[Data excerpts]
= = =
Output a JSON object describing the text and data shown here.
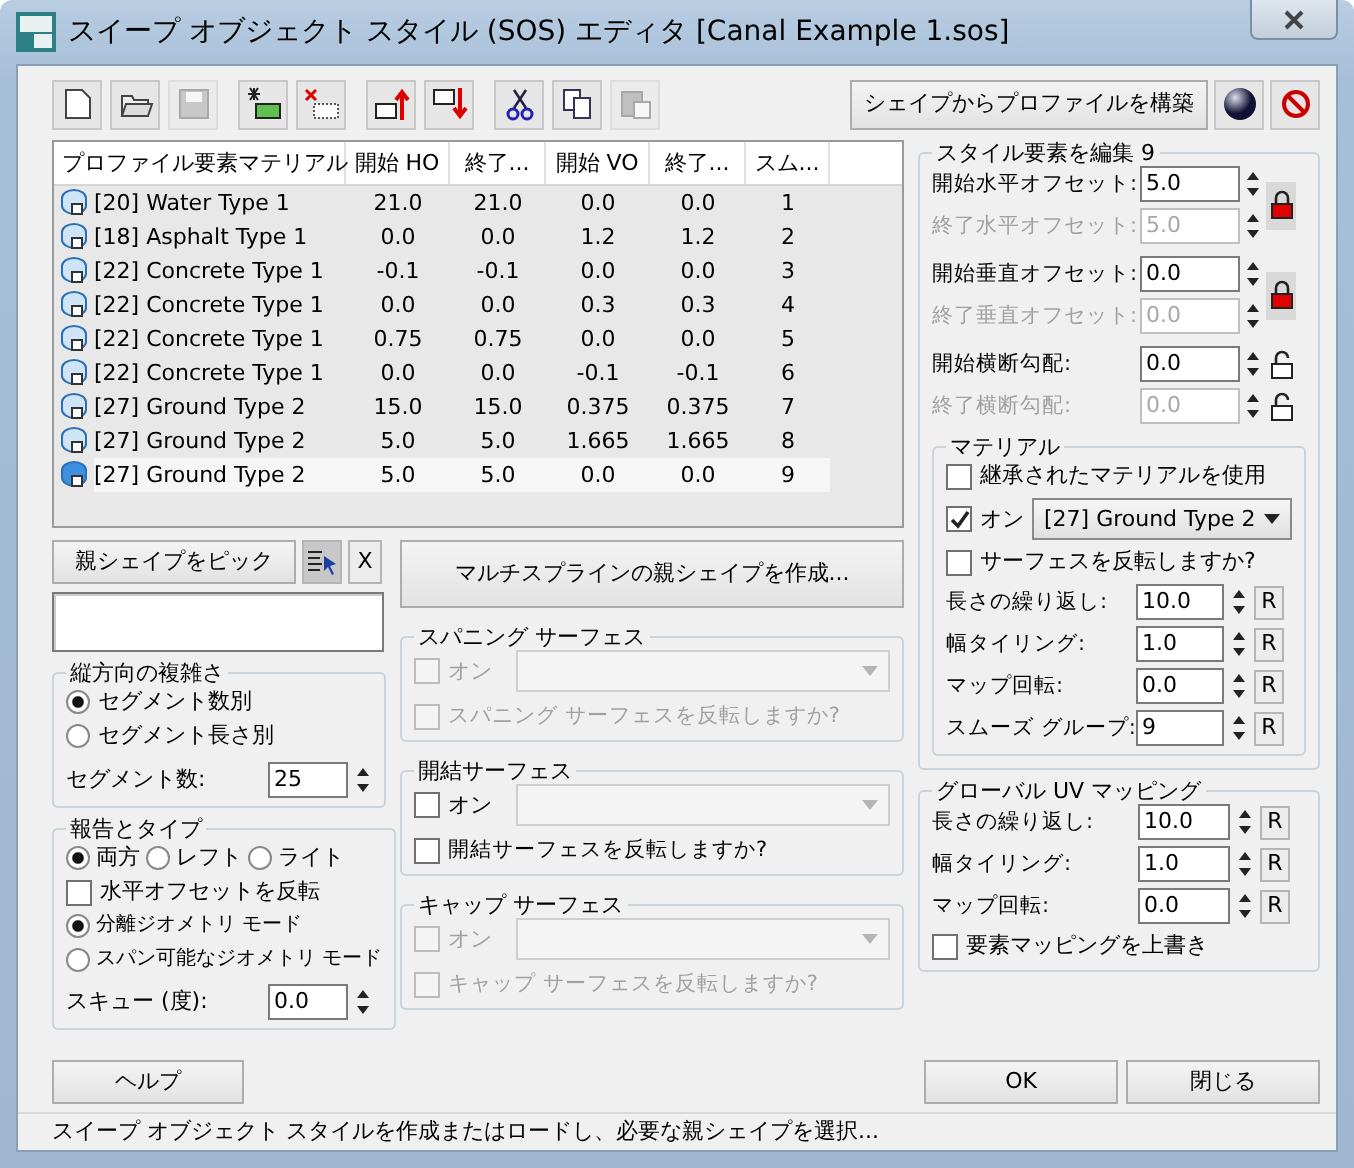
{
  "window": {
    "title": "スイープ オブジェクト スタイル (SOS) エディタ [Canal Example 1.sos]"
  },
  "toolbar": {
    "tool_groups": [
      [
        {
          "kind": "new",
          "disabled": false
        },
        {
          "kind": "open",
          "disabled": false
        },
        {
          "kind": "save",
          "disabled": true
        }
      ],
      [
        {
          "kind": "add",
          "disabled": false
        },
        {
          "kind": "delete",
          "disabled": false
        }
      ],
      [
        {
          "kind": "move_up",
          "disabled": false
        },
        {
          "kind": "move_down",
          "disabled": false
        }
      ],
      [
        {
          "kind": "cut",
          "disabled": false
        },
        {
          "kind": "copy",
          "disabled": false
        },
        {
          "kind": "paste",
          "disabled": true
        }
      ]
    ],
    "build_button": "シェイプからプロファイルを構築",
    "right_tools": [
      {
        "kind": "material",
        "disabled": false
      },
      {
        "kind": "prohibit",
        "disabled": false
      }
    ]
  },
  "table": {
    "columns": [
      "プロファイル要素マテリアル",
      "開始 HO",
      "終了...",
      "開始 VO",
      "終了...",
      "スム..."
    ],
    "rows": [
      {
        "cells": [
          "[20] Water Type 1",
          "21.0",
          "21.0",
          "0.0",
          "0.0",
          "1"
        ],
        "selected": false
      },
      {
        "cells": [
          "[18] Asphalt Type 1",
          "0.0",
          "0.0",
          "1.2",
          "1.2",
          "2"
        ],
        "selected": false
      },
      {
        "cells": [
          "[22] Concrete Type 1",
          "-0.1",
          "-0.1",
          "0.0",
          "0.0",
          "3"
        ],
        "selected": false
      },
      {
        "cells": [
          "[22] Concrete Type 1",
          "0.0",
          "0.0",
          "0.3",
          "0.3",
          "4"
        ],
        "selected": false
      },
      {
        "cells": [
          "[22] Concrete Type 1",
          "0.75",
          "0.75",
          "0.0",
          "0.0",
          "5"
        ],
        "selected": false
      },
      {
        "cells": [
          "[22] Concrete Type 1",
          "0.0",
          "0.0",
          "-0.1",
          "-0.1",
          "6"
        ],
        "selected": false
      },
      {
        "cells": [
          "[27] Ground Type 2",
          "15.0",
          "15.0",
          "0.375",
          "0.375",
          "7"
        ],
        "selected": false
      },
      {
        "cells": [
          "[27] Ground Type 2",
          "5.0",
          "5.0",
          "1.665",
          "1.665",
          "8"
        ],
        "selected": false
      },
      {
        "cells": [
          "[27] Ground Type 2",
          "5.0",
          "5.0",
          "0.0",
          "0.0",
          "9"
        ],
        "selected": true
      }
    ]
  },
  "parent_shape": {
    "pick_button": "親シェイプをピック",
    "clear_button": "X"
  },
  "length_complexity": {
    "title": "縦方向の複雑さ",
    "options": [
      {
        "label": "セグメント数別",
        "selected": true
      },
      {
        "label": "セグメント長さ別",
        "selected": false
      }
    ],
    "segments": {
      "label": "セグメント数:",
      "value": "25"
    }
  },
  "report_type": {
    "title": "報告とタイプ",
    "sides": [
      {
        "label": "両方",
        "selected": true
      },
      {
        "label": "レフト",
        "selected": false
      },
      {
        "label": "ライト",
        "selected": false
      }
    ],
    "flip_horizontal": {
      "label": "水平オフセットを反転",
      "checked": false
    },
    "modes": [
      {
        "label": "分離ジオメトリ モード",
        "selected": true
      },
      {
        "label": "スパン可能なジオメトリ モード",
        "selected": false
      }
    ],
    "skew": {
      "label": "スキュー (度):",
      "value": "0.0"
    }
  },
  "multispline_button": "マルチスプラインの親シェイプを作成...",
  "surfaces": [
    {
      "title": "スパニング サーフェス",
      "disabled": true,
      "on": {
        "label": "オン",
        "checked": false
      },
      "flip": {
        "label": "スパニング サーフェスを反転しますか?",
        "checked": false
      }
    },
    {
      "title": "開結サーフェス",
      "disabled": false,
      "on": {
        "label": "オン",
        "checked": false
      },
      "flip": {
        "label": "開結サーフェスを反転しますか?",
        "checked": false
      }
    },
    {
      "title": "キャップ サーフェス",
      "disabled": true,
      "on": {
        "label": "オン",
        "checked": false
      },
      "flip": {
        "label": "キャップ サーフェスを反転しますか?",
        "checked": false
      }
    }
  ],
  "edit_element": {
    "title": "スタイル要素を編集 9",
    "offsets": [
      {
        "start": {
          "label": "開始水平オフセット:",
          "value": "5.0"
        },
        "end": {
          "label": "終了水平オフセット:",
          "value": "5.0",
          "disabled": true
        },
        "locked": true
      },
      {
        "start": {
          "label": "開始垂直オフセット:",
          "value": "0.0"
        },
        "end": {
          "label": "終了垂直オフセット:",
          "value": "0.0",
          "disabled": true
        },
        "locked": true
      },
      {
        "start": {
          "label": "開始横断勾配:",
          "value": "0.0"
        },
        "end": {
          "label": "終了横断勾配:",
          "value": "0.0",
          "disabled": true
        },
        "locked": false
      }
    ],
    "material": {
      "title": "マテリアル",
      "inherit": {
        "label": "継承されたマテリアルを使用",
        "checked": false
      },
      "on": {
        "label": "オン",
        "checked": true
      },
      "material_value": "[27] Ground Type 2",
      "flip": {
        "label": "サーフェスを反転しますか?",
        "checked": false
      },
      "params": [
        {
          "label": "長さの繰り返し:",
          "value": "10.0",
          "reset": "R"
        },
        {
          "label": "幅タイリング:",
          "value": "1.0",
          "reset": "R"
        },
        {
          "label": "マップ回転:",
          "value": "0.0",
          "reset": "R"
        },
        {
          "label": "スムーズ グループ:",
          "value": "9",
          "reset": "R"
        }
      ]
    }
  },
  "global_uv": {
    "title": "グローバル UV マッピング",
    "params": [
      {
        "label": "長さの繰り返し:",
        "value": "10.0",
        "reset": "R"
      },
      {
        "label": "幅タイリング:",
        "value": "1.0",
        "reset": "R"
      },
      {
        "label": "マップ回転:",
        "value": "0.0",
        "reset": "R"
      }
    ],
    "override": {
      "label": "要素マッピングを上書き",
      "checked": false
    }
  },
  "footer": {
    "help": "ヘルプ",
    "ok": "OK",
    "close": "閉じる"
  },
  "status_bar": "スイープ オブジェクト スタイルを作成またはロードし、必要な親シェイプを選択..."
}
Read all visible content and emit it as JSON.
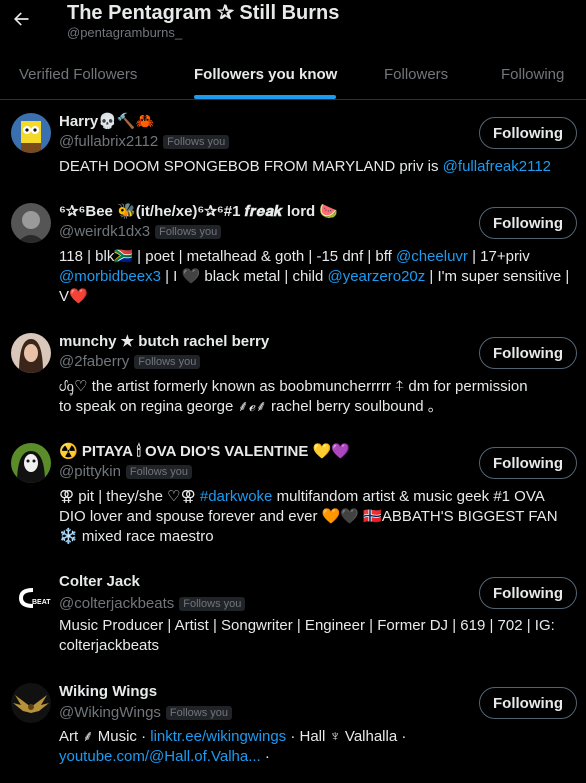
{
  "header": {
    "title": "The Pentagram ✰ Still Burns",
    "handle": "@pentagramburns_"
  },
  "tabs": [
    {
      "label": "Verified Followers"
    },
    {
      "label": "Followers you know"
    },
    {
      "label": "Followers"
    },
    {
      "label": "Following"
    }
  ],
  "follows_you_label": "Follows you",
  "following_label": "Following",
  "users": [
    {
      "name": "Harry💀🔨🦀",
      "handle": "@fullabrix2112",
      "bio_lines": [
        [
          {
            "t": "DEATH DOOM SPONGEBOB FROM MARYLAND priv is "
          },
          {
            "t": "@fullafreak2112",
            "link": true
          }
        ]
      ]
    },
    {
      "name": "⁶✰⁶Bee 🐝(it/he/xe)⁶✰⁶#1 𝒇𝒓𝒆𝒂𝒌 lord 🍉",
      "handle": "@weirdk1dx3",
      "bio_lines": [
        [
          {
            "t": "118 | blk🇿🇦 | poet | metalhead & goth | -15 dnf | bff "
          },
          {
            "t": "@cheeluvr",
            "link": true
          },
          {
            "t": " | 17+priv"
          }
        ],
        [
          {
            "t": "@morbidbeex3",
            "link": true
          },
          {
            "t": " | I 🖤 black metal | child "
          },
          {
            "t": "@yearzero20z",
            "link": true
          },
          {
            "t": " | I'm super sensitive |"
          }
        ],
        [
          {
            "t": "V❤️"
          }
        ]
      ]
    },
    {
      "name": "munchy ★ butch rachel berry",
      "handle": "@2faberry",
      "bio_lines": [
        [
          {
            "t": "ᦔᧁ♡ the artist formerly known as boobmuncherrrrr    ⍏ dm for permission"
          }
        ],
        [
          {
            "t": "to speak on regina george           ⸙ℯ⸙ rachel berry soulbound ｡"
          }
        ]
      ]
    },
    {
      "name": "☢️ PITAYA 🕯 OVA DIO'S VALENTINE 💛💜",
      "handle": "@pittykin",
      "bio_lines": [
        [
          {
            "t": "⚢ pit | they/she ♡⚢ "
          },
          {
            "t": "#darkwoke",
            "link": true
          },
          {
            "t": " multifandom artist & music geek #1 OVA"
          }
        ],
        [
          {
            "t": "DIO lover and spouse forever and ever 🧡🖤 🇳🇴ABBATH'S BIGGEST FAN"
          }
        ],
        [
          {
            "t": "❄️ mixed race maestro"
          }
        ]
      ]
    },
    {
      "name": "Colter Jack",
      "handle": "@colterjackbeats",
      "bio_lines": [
        [
          {
            "t": "Music Producer | Artist | Songwriter | Engineer | Former DJ | 619 | 702 | IG:"
          }
        ],
        [
          {
            "t": "colterjackbeats"
          }
        ]
      ]
    },
    {
      "name": "Wiking Wings",
      "handle": "@WikingWings",
      "bio_lines": [
        [
          {
            "t": "Art ⸙ Music · "
          },
          {
            "t": "linktr.ee/wikingwings",
            "link": true
          },
          {
            "t": " · Hall ♆ Valhalla ·"
          }
        ],
        [
          {
            "t": "youtube.com/@Hall.of.Valha...",
            "link": true
          },
          {
            "t": " ·"
          }
        ]
      ]
    }
  ]
}
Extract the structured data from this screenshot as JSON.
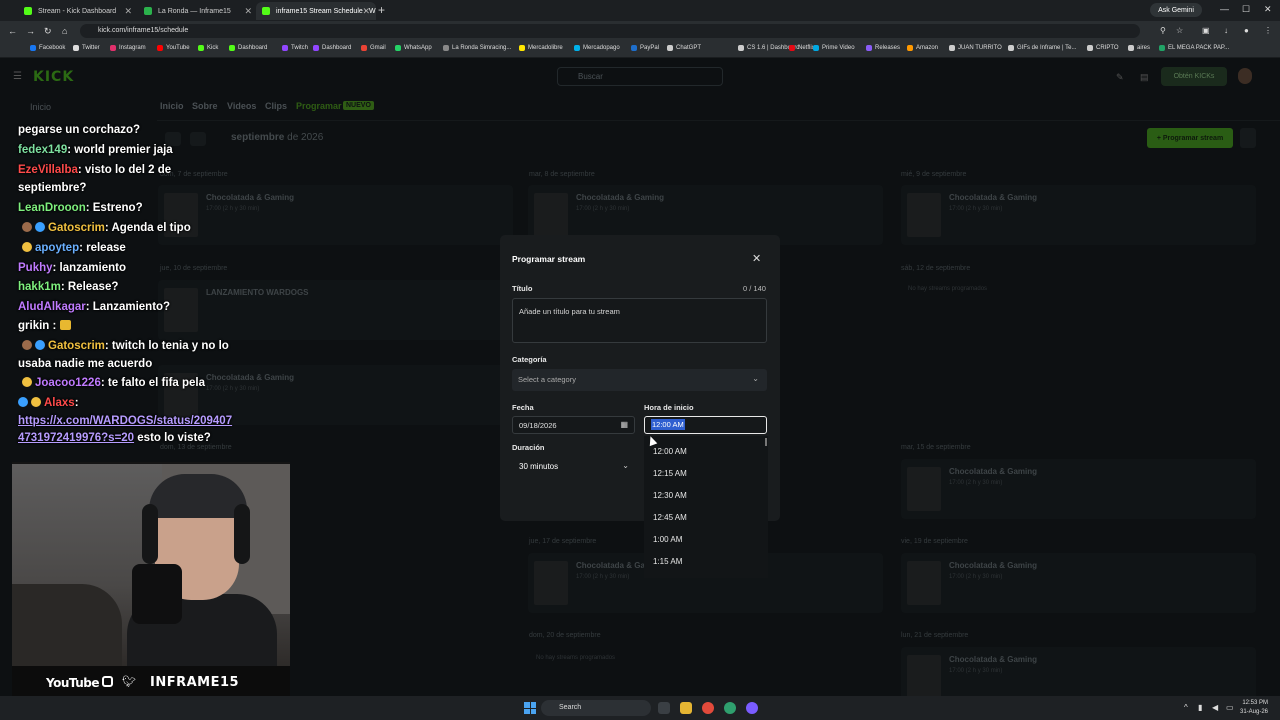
{
  "browser": {
    "tabs": [
      {
        "label": "Stream - Kick Dashboard"
      },
      {
        "label": "La Ronda — Inframe15"
      },
      {
        "label": "inframe15 Stream Schedule - W"
      }
    ],
    "gemini_label": "Ask Gemini",
    "url": "kick.com/inframe15/schedule",
    "bookmarks": [
      {
        "label": "Facebook",
        "color": "#1877f2"
      },
      {
        "label": "Twitter",
        "color": "#dddddd"
      },
      {
        "label": "Instagram",
        "color": "#e1306c"
      },
      {
        "label": "YouTube",
        "color": "#ff0000"
      },
      {
        "label": "Kick",
        "color": "#53fc18"
      },
      {
        "label": "Dashboard",
        "color": "#53fc18"
      },
      {
        "label": "Twitch",
        "color": "#9146ff"
      },
      {
        "label": "Dashboard",
        "color": "#9146ff"
      },
      {
        "label": "Gmail",
        "color": "#ea4335"
      },
      {
        "label": "WhatsApp",
        "color": "#25d366"
      },
      {
        "label": "La Ronda Simracing...",
        "color": "#888888"
      },
      {
        "label": "Mercadolibre",
        "color": "#ffe600"
      },
      {
        "label": "Mercadopago",
        "color": "#00b1ea"
      },
      {
        "label": "PayPal",
        "color": "#1e6ecb"
      },
      {
        "label": "ChatGPT",
        "color": "#cccccc"
      },
      {
        "label": "CS 1.6 | Dashboard",
        "color": "#cccccc"
      },
      {
        "label": "Netflix",
        "color": "#e50914"
      },
      {
        "label": "Prime Video",
        "color": "#00a8e1"
      },
      {
        "label": "Releases",
        "color": "#8a5cf6"
      },
      {
        "label": "Amazon",
        "color": "#ff9900"
      },
      {
        "label": "JUAN TURRITO",
        "color": "#cccccc"
      },
      {
        "label": "GIFs de Inframe | Te...",
        "color": "#cccccc"
      },
      {
        "label": "CRIPTO",
        "color": "#cccccc"
      },
      {
        "label": "aires",
        "color": "#cccccc"
      },
      {
        "label": "EL MEGA PACK PAP...",
        "color": "#21a366"
      }
    ]
  },
  "kick": {
    "logo": "KICK",
    "search_placeholder": "Buscar",
    "get_kicks": "Obtén KICKs",
    "sidebar_home": "Inicio",
    "nav": [
      "Inicio",
      "Sobre",
      "Videos",
      "Clips",
      "Programar"
    ],
    "nav_badge": "NUEVO",
    "month": "septiembre",
    "year": "de 2026",
    "program_button": "+ Programar stream",
    "days": [
      {
        "label": "dom, 7 de septiembre"
      },
      {
        "label": "mar, 8 de septiembre"
      },
      {
        "label": "mié, 9 de septiembre"
      },
      {
        "label": "jue, 10 de septiembre"
      },
      {
        "label": "sáb, 12 de septiembre"
      },
      {
        "label": "dom, 13 de septiembre"
      },
      {
        "label": "mar, 15 de septiembre"
      },
      {
        "label": "jue, 17 de septiembre"
      },
      {
        "label": "vie, 19 de septiembre"
      },
      {
        "label": "dom, 20 de septiembre"
      },
      {
        "label": "lun, 21 de septiembre"
      }
    ],
    "event_title": "Chocolatada & Gaming",
    "event_sub": "17:00 (2 h y 30 min)",
    "event_wardogs": "LANZAMIENTO WARDOGS",
    "no_events": "No hay streams programados"
  },
  "chat": [
    {
      "user": "",
      "text": "pegarse un corchazo?",
      "color": "#ffffff"
    },
    {
      "user": "fedex149",
      "text": ": world premier jaja",
      "color": "#7ee0a0"
    },
    {
      "user": "EzeVillalba",
      "text": ": visto lo del 2 de",
      "color": "#ff4b4b"
    },
    {
      "user": "",
      "text": "septiembre?",
      "color": "#ffffff"
    },
    {
      "user": "LeanDrooon",
      "text": ": Estreno?",
      "color": "#7ef07e"
    },
    {
      "user": "Gatoscrim",
      "text": ": Agenda el tipo",
      "color": "#f0c040"
    },
    {
      "user": "apoytep",
      "text": ": release",
      "color": "#6ab0ff"
    },
    {
      "user": "Pukhy",
      "text": ": lanzamiento",
      "color": "#c07bff"
    },
    {
      "user": "hakk1m",
      "text": ": Release?",
      "color": "#7ef07e"
    },
    {
      "user": "AludAlkagar",
      "text": ": Lanzamiento?",
      "color": "#c07bff"
    },
    {
      "user": "grikin",
      "text": " :",
      "color": "#ffffff"
    },
    {
      "user": "Gatoscrim",
      "text": ": twitch lo tenia y no lo",
      "color": "#f0c040"
    },
    {
      "user": "",
      "text": "usaba nadie me acuerdo",
      "color": "#ffffff"
    },
    {
      "user": "Joacoo1226",
      "text": ": te falto el fifa pela",
      "color": "#c07bff"
    },
    {
      "user": "Alaxs",
      "text": ":",
      "color": "#ff4b4b"
    },
    {
      "user": "",
      "text": "https://x.com/WARDOGS/status/209407",
      "color": "#b69cff"
    },
    {
      "user": "",
      "text": "4731972419976?s=20",
      "color": "#b69cff",
      "suffix": " esto lo viste?"
    }
  ],
  "overlay": {
    "youtube": "YouTube",
    "handle": "INFRAME15"
  },
  "modal": {
    "title": "Programar stream",
    "title_label": "Título",
    "count": "0 / 140",
    "title_placeholder": "Añade un título para tu stream",
    "category_label": "Categoría",
    "category_placeholder": "Select a category",
    "date_label": "Fecha",
    "date_value": "09/18/2026",
    "time_label": "Hora de inicio",
    "time_value": "12:00 AM",
    "duration_label": "Duración",
    "duration_value": "30 minutos",
    "time_options": [
      "12:00 AM",
      "12:15 AM",
      "12:30 AM",
      "12:45 AM",
      "1:00 AM",
      "1:15 AM"
    ]
  },
  "taskbar": {
    "search": "Search",
    "time": "12:53 PM",
    "date": "31-Aug-26"
  }
}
= = =
### Task to carry out:
Where a line contains the string "キャップ", extract that line.

### Worked answer:
      "title": "キャップ サーフェス",
        "label": "キャップ サーフェスを反転しますか?",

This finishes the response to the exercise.